> Your objective: Copy out all of the material exactly as presented.

§ §

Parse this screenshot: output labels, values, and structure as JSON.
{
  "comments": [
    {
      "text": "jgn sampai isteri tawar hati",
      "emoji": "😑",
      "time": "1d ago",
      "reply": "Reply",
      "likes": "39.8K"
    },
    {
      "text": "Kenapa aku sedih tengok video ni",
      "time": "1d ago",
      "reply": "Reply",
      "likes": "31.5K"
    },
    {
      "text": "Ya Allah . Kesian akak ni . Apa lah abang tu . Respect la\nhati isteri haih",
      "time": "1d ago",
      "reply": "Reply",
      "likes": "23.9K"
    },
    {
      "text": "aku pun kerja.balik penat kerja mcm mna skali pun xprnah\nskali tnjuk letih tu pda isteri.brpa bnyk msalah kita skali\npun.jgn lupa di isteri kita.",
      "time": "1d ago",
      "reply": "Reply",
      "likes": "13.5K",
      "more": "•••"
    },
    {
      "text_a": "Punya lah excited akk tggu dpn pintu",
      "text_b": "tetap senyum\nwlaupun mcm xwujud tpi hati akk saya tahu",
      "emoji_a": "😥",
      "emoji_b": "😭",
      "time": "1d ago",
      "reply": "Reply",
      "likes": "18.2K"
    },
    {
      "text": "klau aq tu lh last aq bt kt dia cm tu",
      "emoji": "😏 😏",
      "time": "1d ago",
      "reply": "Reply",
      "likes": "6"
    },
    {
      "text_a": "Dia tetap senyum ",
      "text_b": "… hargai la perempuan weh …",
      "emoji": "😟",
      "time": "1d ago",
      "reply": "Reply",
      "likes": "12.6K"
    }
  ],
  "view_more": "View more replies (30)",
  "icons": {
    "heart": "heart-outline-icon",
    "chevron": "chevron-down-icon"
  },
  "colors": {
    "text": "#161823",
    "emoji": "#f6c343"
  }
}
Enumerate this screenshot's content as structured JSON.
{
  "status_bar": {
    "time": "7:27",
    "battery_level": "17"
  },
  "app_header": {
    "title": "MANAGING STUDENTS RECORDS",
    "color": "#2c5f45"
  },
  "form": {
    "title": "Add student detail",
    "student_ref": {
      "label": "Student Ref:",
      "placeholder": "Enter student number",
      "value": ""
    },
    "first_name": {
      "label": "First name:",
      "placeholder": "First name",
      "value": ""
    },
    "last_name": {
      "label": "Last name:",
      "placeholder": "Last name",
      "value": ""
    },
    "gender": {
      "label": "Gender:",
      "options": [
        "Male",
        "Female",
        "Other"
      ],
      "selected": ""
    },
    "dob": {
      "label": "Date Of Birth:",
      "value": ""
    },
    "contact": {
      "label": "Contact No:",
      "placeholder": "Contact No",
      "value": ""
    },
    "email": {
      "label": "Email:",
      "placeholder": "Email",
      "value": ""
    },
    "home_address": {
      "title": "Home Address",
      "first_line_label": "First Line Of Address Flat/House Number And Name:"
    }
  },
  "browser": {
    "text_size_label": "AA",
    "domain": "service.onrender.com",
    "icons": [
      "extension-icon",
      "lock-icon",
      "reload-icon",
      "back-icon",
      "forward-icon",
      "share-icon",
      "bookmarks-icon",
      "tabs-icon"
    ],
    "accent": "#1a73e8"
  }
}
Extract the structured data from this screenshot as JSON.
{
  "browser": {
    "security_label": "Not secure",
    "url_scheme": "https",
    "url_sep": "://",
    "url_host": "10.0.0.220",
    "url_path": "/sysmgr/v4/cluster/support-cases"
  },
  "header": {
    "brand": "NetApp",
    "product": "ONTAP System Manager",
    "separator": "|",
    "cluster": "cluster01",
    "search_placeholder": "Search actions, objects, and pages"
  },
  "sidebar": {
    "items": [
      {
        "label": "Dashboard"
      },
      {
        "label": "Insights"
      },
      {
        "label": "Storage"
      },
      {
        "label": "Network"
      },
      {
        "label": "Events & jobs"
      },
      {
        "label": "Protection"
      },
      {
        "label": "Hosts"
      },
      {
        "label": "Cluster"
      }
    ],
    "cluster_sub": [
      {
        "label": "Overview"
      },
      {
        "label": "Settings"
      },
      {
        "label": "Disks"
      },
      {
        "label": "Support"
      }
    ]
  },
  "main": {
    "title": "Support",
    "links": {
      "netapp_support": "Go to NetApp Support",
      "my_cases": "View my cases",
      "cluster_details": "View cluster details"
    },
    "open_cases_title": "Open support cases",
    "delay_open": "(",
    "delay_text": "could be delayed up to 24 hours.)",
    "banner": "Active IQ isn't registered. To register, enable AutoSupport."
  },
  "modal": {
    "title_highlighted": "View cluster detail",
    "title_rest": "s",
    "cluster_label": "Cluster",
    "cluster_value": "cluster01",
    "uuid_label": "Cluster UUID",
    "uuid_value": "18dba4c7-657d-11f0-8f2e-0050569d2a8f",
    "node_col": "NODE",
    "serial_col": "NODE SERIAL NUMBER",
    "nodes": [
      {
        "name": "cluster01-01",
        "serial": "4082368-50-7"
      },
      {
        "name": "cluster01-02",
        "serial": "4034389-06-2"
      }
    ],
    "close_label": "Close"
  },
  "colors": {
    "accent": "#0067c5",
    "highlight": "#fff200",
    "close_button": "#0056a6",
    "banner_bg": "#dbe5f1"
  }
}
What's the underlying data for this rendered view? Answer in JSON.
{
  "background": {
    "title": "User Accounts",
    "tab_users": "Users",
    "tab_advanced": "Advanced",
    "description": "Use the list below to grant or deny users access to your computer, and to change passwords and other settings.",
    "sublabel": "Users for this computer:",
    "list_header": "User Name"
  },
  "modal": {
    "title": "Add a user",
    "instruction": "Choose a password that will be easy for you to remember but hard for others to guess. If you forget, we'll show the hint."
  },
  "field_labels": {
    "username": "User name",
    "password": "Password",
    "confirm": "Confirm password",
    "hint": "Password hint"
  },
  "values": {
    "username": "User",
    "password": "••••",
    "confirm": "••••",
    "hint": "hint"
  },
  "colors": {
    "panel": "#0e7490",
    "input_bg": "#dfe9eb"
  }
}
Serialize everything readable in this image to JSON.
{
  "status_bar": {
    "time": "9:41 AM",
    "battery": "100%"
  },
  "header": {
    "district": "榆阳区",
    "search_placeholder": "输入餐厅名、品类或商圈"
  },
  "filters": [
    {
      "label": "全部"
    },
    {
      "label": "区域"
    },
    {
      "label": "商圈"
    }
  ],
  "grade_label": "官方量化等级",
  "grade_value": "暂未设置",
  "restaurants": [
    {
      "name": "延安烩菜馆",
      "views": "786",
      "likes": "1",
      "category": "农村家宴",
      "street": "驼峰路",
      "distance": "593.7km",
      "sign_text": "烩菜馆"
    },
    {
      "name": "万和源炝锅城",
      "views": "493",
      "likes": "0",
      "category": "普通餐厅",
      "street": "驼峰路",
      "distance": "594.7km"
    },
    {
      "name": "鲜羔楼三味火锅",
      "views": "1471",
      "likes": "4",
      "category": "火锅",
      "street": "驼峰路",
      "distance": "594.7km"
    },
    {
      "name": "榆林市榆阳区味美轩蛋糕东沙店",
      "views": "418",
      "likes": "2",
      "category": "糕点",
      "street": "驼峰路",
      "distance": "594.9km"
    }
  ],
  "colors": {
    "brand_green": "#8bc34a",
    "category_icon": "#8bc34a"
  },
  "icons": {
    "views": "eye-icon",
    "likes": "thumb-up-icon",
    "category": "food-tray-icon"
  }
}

§ §

> Full response:
Parse this screenshot: output labels, values, and structure as JSON.
{
  "comments": [
    {
      "text": "jgn sampai isteri tawar hati",
      "emoji": "😑",
      "time": "1d ago",
      "reply": "Reply",
      "likes": "39.8K"
    },
    {
      "text": "Kenapa aku sedih tengok video ni",
      "time": "1d ago",
      "reply": "Reply",
      "likes": "31.5K"
    },
    {
      "text": "Ya Allah . Kesian akak ni . Apa lah abang tu . Respect la\nhati isteri haih",
      "time": "1d ago",
      "reply": "Reply",
      "likes": "23.9K"
    },
    {
      "text": "aku pun kerja.balik penat kerja mcm mna skali pun xprnah\nskali tnjuk letih tu pda isteri.brpa bnyk msalah kita skali\npun.jgn lupa di isteri kita.",
      "time": "1d ago",
      "reply": "Reply",
      "likes": "13.5K",
      "more": "•••"
    },
    {
      "text_a": "Punya lah excited akk tggu dpn pintu",
      "text_b": "tetap senyum\nwlaupun mcm xwujud tpi hati akk saya tahu",
      "emoji_a": "😥",
      "emoji_b": "😭",
      "time": "1d ago",
      "reply": "Reply",
      "likes": "18.2K"
    },
    {
      "text": "klau aq tu lh last aq bt kt dia cm tu",
      "emoji": "😏 😏",
      "time": "1d ago",
      "reply": "Reply",
      "likes": "6"
    },
    {
      "text_a": "Dia tetap senyum ",
      "text_b": "… hargai la perempuan weh …",
      "emoji": "😟",
      "time": "1d ago",
      "reply": "Reply",
      "likes": "12.6K"
    }
  ],
  "view_more": "View more replies (30)",
  "icons": {
    "heart": "heart-outline-icon",
    "chevron": "chevron-down-icon"
  },
  "colors": {
    "text": "#161823",
    "emoji": "#f6c343"
  }
}
Enumerate this screenshot's content as structured JSON.
{
  "status_bar": {
    "time": "7:27",
    "battery_level": "17"
  },
  "app_header": {
    "title": "MANAGING STUDENTS RECORDS",
    "color": "#2c5f45"
  },
  "form": {
    "title": "Add student detail",
    "student_ref": {
      "label": "Student Ref:",
      "placeholder": "Enter student number",
      "value": ""
    },
    "first_name": {
      "label": "First name:",
      "placeholder": "First name",
      "value": ""
    },
    "last_name": {
      "label": "Last name:",
      "placeholder": "Last name",
      "value": ""
    },
    "gender": {
      "label": "Gender:",
      "options": [
        "Male",
        "Female",
        "Other"
      ],
      "selected": ""
    },
    "dob": {
      "label": "Date Of Birth:",
      "value": ""
    },
    "contact": {
      "label": "Contact No:",
      "placeholder": "Contact No",
      "value": ""
    },
    "email": {
      "label": "Email:",
      "placeholder": "Email",
      "value": ""
    },
    "home_address": {
      "title": "Home Address",
      "first_line_label": "First Line Of Address Flat/House Number And Name:"
    }
  },
  "browser": {
    "text_size_label": "AA",
    "domain": "service.onrender.com",
    "icons": [
      "extension-icon",
      "lock-icon",
      "reload-icon",
      "back-icon",
      "forward-icon",
      "share-icon",
      "bookmarks-icon",
      "tabs-icon"
    ],
    "accent": "#1a73e8"
  }
}
Extract the structured data from this screenshot as JSON.
{
  "browser": {
    "security_label": "Not secure",
    "url_scheme": "https",
    "url_sep": "://",
    "url_host": "10.0.0.220",
    "url_path": "/sysmgr/v4/cluster/support-cases"
  },
  "header": {
    "brand": "NetApp",
    "product": "ONTAP System Manager",
    "separator": "|",
    "cluster": "cluster01",
    "search_placeholder": "Search actions, objects, and pages"
  },
  "sidebar": {
    "items": [
      {
        "label": "Dashboard"
      },
      {
        "label": "Insights"
      },
      {
        "label": "Storage"
      },
      {
        "label": "Network"
      },
      {
        "label": "Events & jobs"
      },
      {
        "label": "Protection"
      },
      {
        "label": "Hosts"
      },
      {
        "label": "Cluster"
      }
    ],
    "cluster_sub": [
      {
        "label": "Overview"
      },
      {
        "label": "Settings"
      },
      {
        "label": "Disks"
      },
      {
        "label": "Support"
      }
    ]
  },
  "main": {
    "title": "Support",
    "links": {
      "netapp_support": "Go to NetApp Support",
      "my_cases": "View my cases",
      "cluster_details": "View cluster details"
    },
    "open_cases_title": "Open support cases",
    "delay_open": "(",
    "delay_text": "could be delayed up to 24 hours.)",
    "banner": "Active IQ isn't registered. To register, enable AutoSupport."
  },
  "modal": {
    "title_highlighted": "View cluster detail",
    "title_rest": "s",
    "cluster_label": "Cluster",
    "cluster_value": "cluster01",
    "uuid_label": "Cluster UUID",
    "uuid_value": "18dba4c7-657d-11f0-8f2e-0050569d2a8f",
    "node_col": "NODE",
    "serial_col": "NODE SERIAL NUMBER",
    "nodes": [
      {
        "name": "cluster01-01",
        "serial": "4082368-50-7"
      },
      {
        "name": "cluster01-02",
        "serial": "4034389-06-2"
      }
    ],
    "close_label": "Close"
  },
  "colors": {
    "accent": "#0067c5",
    "highlight": "#fff200",
    "close_button": "#0056a6",
    "banner_bg": "#dbe5f1"
  }
}
What's the underlying data for this rendered view? Answer in JSON.
{
  "background": {
    "title": "User Accounts",
    "tab_users": "Users",
    "tab_advanced": "Advanced",
    "description": "Use the list below to grant or deny users access to your computer, and to change passwords and other settings.",
    "sublabel": "Users for this computer:",
    "list_header": "User Name"
  },
  "modal": {
    "title": "Add a user",
    "instruction": "Choose a password that will be easy for you to remember but hard for others to guess. If you forget, we'll show the hint."
  },
  "field_labels": {
    "username": "User name",
    "password": "Password",
    "confirm": "Confirm password",
    "hint": "Password hint"
  },
  "values": {
    "username": "User",
    "password": "••••",
    "confirm": "••••",
    "hint": "hint"
  },
  "colors": {
    "panel": "#0e7490",
    "input_bg": "#dfe9eb"
  }
}
Serialize everything readable in this image to JSON.
{
  "status_bar": {
    "time": "9:41 AM",
    "battery": "100%"
  },
  "header": {
    "district": "榆阳区",
    "search_placeholder": "输入餐厅名、品类或商圈"
  },
  "filters": [
    {
      "label": "全部"
    },
    {
      "label": "区域"
    },
    {
      "label": "商圈"
    }
  ],
  "grade_label": "官方量化等级",
  "grade_value": "暂未设置",
  "restaurants": [
    {
      "name": "延安烩菜馆",
      "views": "786",
      "likes": "1",
      "category": "农村家宴",
      "street": "驼峰路",
      "distance": "593.7km",
      "sign_text": "烩菜馆"
    },
    {
      "name": "万和源炝锅城",
      "views": "493",
      "likes": "0",
      "category": "普通餐厅",
      "street": "驼峰路",
      "distance": "594.7km"
    },
    {
      "name": "鲜羔楼三味火锅",
      "views": "1471",
      "likes": "4",
      "category": "火锅",
      "street": "驼峰路",
      "distance": "594.7km"
    },
    {
      "name": "榆林市榆阳区味美轩蛋糕东沙店",
      "views": "418",
      "likes": "2",
      "category": "糕点",
      "street": "驼峰路",
      "distance": "594.9km"
    }
  ],
  "colors": {
    "brand_green": "#8bc34a",
    "category_icon": "#8bc34a"
  },
  "icons": {
    "views": "eye-icon",
    "likes": "thumb-up-icon",
    "category": "food-tray-icon"
  }
}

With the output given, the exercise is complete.